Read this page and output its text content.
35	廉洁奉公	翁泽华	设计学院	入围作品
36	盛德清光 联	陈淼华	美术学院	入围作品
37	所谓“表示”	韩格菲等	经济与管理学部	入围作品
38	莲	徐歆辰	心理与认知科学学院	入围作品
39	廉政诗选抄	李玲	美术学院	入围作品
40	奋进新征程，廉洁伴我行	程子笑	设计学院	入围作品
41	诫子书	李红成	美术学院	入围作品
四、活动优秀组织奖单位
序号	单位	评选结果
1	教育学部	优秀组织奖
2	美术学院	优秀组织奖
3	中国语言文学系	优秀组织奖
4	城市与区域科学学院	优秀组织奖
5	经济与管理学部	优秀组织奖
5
● ● ● ● ●
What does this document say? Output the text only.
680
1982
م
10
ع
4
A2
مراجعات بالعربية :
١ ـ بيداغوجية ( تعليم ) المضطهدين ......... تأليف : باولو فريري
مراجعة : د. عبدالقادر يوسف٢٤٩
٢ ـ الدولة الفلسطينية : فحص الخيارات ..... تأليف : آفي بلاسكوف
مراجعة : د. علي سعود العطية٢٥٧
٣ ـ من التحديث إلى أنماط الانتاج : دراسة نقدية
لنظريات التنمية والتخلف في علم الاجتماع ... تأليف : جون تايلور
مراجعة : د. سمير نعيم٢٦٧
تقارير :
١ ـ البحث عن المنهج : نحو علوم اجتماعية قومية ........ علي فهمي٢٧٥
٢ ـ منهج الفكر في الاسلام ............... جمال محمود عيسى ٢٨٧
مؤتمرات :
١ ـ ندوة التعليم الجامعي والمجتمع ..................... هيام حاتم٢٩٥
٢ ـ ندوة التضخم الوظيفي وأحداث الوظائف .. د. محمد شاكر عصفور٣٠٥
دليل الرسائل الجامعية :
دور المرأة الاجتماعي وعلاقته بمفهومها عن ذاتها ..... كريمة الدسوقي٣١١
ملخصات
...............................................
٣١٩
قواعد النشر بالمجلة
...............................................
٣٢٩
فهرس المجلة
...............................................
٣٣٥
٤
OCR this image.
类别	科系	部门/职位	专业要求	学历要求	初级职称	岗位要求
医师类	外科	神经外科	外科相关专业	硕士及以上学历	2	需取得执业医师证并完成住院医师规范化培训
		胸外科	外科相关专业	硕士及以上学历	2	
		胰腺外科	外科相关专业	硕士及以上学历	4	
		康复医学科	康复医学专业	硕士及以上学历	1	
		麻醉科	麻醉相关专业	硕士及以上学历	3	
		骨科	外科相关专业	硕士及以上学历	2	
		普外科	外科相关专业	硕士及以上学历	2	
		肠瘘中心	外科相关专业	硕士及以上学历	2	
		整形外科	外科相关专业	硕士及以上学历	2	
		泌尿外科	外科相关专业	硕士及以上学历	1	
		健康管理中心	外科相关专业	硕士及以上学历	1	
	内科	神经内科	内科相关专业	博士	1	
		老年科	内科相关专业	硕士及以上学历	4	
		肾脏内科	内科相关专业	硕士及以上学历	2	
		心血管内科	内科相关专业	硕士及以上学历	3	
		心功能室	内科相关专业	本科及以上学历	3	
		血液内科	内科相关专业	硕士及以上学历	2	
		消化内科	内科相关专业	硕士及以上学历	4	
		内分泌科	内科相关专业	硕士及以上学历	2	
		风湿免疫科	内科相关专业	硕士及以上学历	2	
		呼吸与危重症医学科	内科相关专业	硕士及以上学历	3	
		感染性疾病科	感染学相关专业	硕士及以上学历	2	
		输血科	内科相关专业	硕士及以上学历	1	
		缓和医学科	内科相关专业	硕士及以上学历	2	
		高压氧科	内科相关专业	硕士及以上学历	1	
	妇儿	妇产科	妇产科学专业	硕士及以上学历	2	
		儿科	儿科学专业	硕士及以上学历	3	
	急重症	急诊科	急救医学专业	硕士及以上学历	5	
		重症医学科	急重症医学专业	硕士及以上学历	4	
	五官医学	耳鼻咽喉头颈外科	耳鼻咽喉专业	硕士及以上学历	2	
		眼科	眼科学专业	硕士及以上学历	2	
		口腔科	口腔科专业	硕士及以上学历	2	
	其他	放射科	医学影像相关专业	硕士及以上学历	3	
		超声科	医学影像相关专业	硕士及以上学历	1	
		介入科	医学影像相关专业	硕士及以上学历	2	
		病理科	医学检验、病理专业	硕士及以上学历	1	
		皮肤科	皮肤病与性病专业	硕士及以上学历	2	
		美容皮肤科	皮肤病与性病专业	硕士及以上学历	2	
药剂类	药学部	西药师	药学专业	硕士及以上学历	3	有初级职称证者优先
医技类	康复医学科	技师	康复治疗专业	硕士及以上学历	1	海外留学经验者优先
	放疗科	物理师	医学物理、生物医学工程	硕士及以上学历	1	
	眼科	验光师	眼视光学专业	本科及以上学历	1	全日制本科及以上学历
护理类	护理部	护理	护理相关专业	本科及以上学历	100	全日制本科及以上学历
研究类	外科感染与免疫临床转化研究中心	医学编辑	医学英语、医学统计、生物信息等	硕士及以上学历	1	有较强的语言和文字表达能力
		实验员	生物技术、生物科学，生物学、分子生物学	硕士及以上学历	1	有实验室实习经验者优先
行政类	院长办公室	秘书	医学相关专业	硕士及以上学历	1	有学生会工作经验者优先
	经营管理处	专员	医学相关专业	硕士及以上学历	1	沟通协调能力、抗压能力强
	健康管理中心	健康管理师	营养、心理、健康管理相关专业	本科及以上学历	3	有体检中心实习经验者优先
● ● ● ● ●
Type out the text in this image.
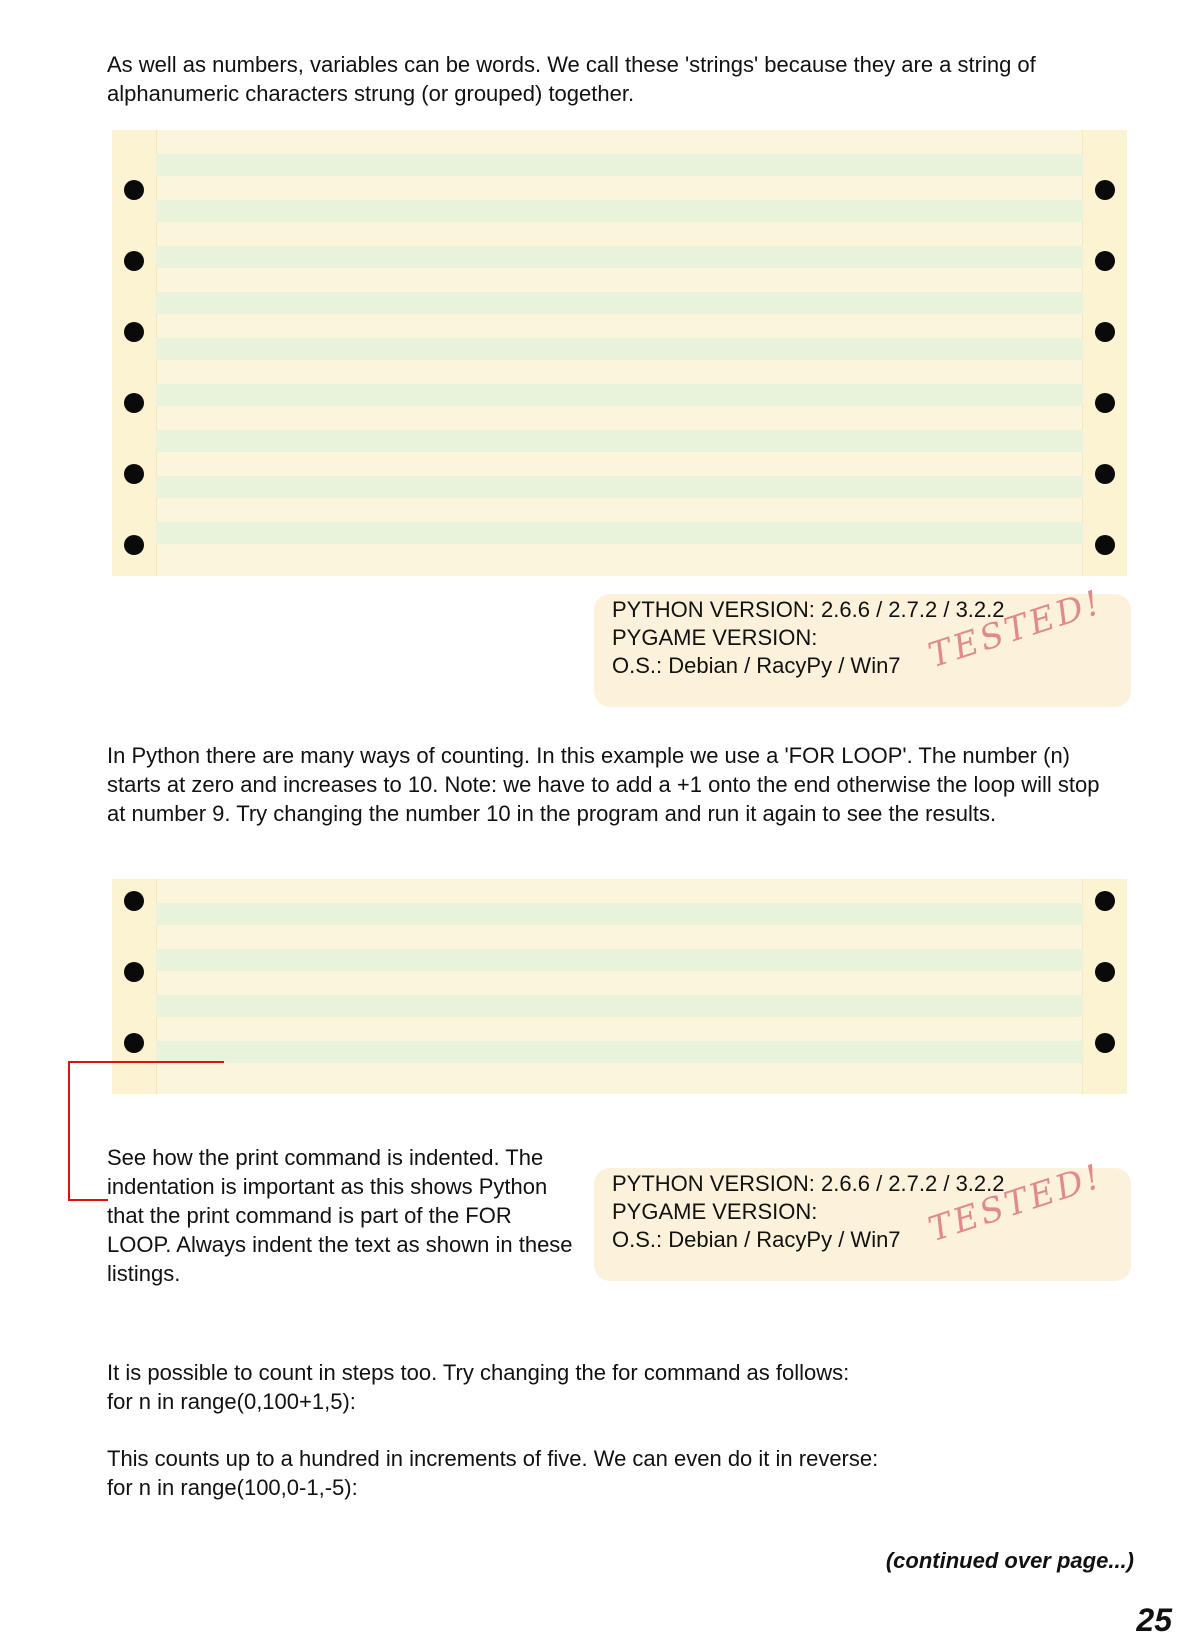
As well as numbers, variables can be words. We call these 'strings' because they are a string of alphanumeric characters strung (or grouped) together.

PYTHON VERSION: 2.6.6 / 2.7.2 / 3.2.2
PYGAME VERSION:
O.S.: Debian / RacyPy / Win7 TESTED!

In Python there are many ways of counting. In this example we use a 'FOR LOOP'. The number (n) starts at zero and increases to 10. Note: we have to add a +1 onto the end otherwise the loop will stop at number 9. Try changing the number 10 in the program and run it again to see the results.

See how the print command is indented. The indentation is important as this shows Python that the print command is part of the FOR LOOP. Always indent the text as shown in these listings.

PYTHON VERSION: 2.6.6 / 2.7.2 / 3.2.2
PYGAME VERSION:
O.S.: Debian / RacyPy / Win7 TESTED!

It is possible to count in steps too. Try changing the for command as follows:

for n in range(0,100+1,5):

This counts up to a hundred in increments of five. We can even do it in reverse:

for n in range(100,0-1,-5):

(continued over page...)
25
● ● ● ● ●
▶ WORK INSTRUCTIONS: Pick out the lines containing the word "康复医学科" and show them.

▶ FINAL ANSWER:
		康复医学科	康复医学专业	硕士及以上学历	1	
医技类	康复医学科	技师	康复治疗专业	硕士及以上学历	1	海外留学经验者优先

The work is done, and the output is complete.